*Data rows*.
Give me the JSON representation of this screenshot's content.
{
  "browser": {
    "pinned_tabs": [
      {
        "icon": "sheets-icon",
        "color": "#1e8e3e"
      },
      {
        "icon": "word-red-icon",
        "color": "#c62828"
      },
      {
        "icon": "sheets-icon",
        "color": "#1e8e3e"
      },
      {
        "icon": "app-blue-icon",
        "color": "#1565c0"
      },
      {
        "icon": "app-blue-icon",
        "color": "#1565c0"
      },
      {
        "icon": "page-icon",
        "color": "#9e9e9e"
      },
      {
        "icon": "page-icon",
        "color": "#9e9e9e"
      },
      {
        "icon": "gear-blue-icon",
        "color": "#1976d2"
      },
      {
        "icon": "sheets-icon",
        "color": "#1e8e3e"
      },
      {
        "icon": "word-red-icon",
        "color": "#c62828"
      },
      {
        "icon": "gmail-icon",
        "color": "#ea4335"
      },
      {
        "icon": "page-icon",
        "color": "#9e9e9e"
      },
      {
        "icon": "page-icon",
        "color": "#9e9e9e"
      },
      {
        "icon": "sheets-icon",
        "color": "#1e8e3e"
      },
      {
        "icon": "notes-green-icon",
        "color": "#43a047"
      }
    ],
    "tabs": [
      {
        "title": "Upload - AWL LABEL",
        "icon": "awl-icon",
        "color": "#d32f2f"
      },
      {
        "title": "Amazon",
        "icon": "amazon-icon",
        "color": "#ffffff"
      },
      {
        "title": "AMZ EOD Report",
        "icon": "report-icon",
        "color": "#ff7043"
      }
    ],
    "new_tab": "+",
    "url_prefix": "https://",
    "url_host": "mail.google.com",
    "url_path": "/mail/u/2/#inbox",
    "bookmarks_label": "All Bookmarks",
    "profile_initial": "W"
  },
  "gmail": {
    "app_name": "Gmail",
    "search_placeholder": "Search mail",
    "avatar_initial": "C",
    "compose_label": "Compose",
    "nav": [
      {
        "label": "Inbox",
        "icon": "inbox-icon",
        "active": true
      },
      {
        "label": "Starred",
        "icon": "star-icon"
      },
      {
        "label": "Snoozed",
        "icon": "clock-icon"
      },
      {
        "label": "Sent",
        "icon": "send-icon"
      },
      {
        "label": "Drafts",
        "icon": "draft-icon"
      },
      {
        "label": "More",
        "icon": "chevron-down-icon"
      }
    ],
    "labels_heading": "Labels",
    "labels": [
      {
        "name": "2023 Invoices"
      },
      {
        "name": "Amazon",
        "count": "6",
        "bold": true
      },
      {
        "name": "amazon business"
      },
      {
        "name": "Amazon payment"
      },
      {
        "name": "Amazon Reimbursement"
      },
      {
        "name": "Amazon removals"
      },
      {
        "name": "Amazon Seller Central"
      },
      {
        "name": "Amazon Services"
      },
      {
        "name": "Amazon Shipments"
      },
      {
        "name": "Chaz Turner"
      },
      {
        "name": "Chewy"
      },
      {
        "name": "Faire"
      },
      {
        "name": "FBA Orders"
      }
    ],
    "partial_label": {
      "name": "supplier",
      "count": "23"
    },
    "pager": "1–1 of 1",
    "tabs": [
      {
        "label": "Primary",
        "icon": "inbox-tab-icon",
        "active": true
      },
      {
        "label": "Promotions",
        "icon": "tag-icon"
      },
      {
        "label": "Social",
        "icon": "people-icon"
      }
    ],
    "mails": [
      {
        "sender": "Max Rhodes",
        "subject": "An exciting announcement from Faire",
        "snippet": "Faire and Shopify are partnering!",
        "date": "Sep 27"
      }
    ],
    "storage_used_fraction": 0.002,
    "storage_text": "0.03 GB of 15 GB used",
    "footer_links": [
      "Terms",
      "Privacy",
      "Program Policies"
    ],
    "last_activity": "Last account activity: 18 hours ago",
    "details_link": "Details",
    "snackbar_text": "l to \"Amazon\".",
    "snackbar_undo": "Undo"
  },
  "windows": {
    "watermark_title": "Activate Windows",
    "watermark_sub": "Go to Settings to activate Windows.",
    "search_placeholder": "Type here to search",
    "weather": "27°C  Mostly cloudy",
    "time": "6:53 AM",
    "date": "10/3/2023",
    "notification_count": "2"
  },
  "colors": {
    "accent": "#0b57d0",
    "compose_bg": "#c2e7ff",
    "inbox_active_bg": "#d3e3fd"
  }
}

*Task statement*.
In the listing above, locate each line with "Faire" and copy it.

*Full solution*.
        "name": "Faire"
        "subject": "An exciting announcement from Faire",
        "snippet": "Faire and Shopify are partnering!",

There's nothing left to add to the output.